====== DATA LISTING

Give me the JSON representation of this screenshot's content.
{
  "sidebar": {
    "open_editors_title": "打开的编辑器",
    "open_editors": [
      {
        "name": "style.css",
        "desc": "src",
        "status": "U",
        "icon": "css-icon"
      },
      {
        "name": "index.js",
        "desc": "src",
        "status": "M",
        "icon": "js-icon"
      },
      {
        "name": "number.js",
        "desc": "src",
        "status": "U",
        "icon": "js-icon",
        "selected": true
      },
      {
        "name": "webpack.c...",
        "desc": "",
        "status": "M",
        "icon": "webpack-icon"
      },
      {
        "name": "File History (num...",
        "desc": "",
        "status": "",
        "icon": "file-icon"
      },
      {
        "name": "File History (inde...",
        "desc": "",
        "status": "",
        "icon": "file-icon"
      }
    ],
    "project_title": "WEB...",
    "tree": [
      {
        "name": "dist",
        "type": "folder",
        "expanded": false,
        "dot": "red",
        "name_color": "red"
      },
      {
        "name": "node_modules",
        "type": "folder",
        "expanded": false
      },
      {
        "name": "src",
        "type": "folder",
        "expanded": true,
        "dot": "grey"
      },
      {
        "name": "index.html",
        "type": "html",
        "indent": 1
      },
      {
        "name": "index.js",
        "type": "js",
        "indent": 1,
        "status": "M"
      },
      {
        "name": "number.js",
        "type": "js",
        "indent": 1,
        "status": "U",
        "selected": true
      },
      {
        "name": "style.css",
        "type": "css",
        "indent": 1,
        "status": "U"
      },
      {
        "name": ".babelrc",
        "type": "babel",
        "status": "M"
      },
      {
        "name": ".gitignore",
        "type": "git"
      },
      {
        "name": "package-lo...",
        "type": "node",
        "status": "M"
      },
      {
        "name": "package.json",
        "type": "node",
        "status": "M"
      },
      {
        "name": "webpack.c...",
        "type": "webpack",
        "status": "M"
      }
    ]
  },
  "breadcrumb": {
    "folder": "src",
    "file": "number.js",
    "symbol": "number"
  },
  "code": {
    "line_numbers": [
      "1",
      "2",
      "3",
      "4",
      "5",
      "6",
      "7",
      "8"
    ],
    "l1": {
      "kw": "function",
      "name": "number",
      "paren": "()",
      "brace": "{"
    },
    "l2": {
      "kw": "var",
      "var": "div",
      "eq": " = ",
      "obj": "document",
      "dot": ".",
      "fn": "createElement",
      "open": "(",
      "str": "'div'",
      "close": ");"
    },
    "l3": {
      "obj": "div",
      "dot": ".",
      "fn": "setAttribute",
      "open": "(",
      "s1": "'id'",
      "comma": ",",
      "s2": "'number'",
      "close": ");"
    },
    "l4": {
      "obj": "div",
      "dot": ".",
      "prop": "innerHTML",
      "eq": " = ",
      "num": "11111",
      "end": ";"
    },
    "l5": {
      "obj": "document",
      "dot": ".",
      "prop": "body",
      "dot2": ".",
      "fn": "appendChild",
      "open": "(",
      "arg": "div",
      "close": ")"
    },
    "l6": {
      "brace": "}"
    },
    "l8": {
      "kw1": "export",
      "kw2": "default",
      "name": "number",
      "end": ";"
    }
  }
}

============
====== DATA LISTING

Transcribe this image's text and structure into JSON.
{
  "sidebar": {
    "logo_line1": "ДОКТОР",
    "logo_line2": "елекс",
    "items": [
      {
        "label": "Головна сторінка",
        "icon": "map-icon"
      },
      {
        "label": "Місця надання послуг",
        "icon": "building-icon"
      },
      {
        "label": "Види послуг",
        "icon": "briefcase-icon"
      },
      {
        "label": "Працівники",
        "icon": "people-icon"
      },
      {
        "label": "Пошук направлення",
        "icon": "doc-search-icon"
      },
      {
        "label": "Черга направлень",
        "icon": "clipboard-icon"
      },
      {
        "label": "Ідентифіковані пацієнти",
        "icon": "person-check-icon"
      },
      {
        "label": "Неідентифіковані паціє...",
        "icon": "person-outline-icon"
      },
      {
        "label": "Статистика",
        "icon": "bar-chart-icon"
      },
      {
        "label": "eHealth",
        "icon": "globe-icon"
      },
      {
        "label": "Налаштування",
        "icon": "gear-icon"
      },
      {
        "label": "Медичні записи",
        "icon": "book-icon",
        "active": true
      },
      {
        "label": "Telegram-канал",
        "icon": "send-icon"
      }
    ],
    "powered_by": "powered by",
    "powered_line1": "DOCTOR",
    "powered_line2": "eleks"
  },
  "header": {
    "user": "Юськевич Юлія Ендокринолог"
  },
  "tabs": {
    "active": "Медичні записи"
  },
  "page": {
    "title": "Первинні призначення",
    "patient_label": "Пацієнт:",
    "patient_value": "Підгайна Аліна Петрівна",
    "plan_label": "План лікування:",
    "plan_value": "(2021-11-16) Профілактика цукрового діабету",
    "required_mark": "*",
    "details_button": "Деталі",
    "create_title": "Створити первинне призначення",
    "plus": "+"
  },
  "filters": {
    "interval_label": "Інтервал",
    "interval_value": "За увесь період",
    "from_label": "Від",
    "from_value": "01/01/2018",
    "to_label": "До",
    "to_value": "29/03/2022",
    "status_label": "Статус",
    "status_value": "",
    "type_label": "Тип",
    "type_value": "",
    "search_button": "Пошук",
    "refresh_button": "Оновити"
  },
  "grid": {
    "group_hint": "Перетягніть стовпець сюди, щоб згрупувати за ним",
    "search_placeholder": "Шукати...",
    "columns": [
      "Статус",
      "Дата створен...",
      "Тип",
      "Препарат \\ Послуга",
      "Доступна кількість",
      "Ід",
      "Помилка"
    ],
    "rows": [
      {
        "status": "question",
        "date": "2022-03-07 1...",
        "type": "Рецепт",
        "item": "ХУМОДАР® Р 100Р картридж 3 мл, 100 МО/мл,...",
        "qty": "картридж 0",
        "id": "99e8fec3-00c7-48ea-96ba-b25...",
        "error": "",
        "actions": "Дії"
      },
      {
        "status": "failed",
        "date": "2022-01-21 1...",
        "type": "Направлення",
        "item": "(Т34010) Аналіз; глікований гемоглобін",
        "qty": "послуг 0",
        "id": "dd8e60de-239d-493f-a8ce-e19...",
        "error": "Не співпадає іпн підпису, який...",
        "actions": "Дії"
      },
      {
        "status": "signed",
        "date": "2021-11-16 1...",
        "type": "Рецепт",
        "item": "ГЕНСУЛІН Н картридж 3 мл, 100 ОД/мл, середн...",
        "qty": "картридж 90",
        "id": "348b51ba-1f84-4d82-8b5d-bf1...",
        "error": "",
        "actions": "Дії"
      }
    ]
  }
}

============
====== DATA LISTING

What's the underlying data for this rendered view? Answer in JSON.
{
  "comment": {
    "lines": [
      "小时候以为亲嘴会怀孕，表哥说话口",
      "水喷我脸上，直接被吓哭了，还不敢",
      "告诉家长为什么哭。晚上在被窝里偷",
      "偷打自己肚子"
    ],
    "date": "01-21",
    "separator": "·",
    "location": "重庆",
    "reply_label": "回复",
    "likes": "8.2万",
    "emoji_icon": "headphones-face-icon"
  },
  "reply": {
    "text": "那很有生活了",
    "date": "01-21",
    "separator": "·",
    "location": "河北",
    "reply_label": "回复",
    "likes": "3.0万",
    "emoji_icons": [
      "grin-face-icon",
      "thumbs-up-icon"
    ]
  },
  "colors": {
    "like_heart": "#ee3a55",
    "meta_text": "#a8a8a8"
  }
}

============

JOB: Copy every line above that includes the string "Медичні".

WRITTEN REPLY:
        "label": "Медичні записи",
    "active": "Медичні записи"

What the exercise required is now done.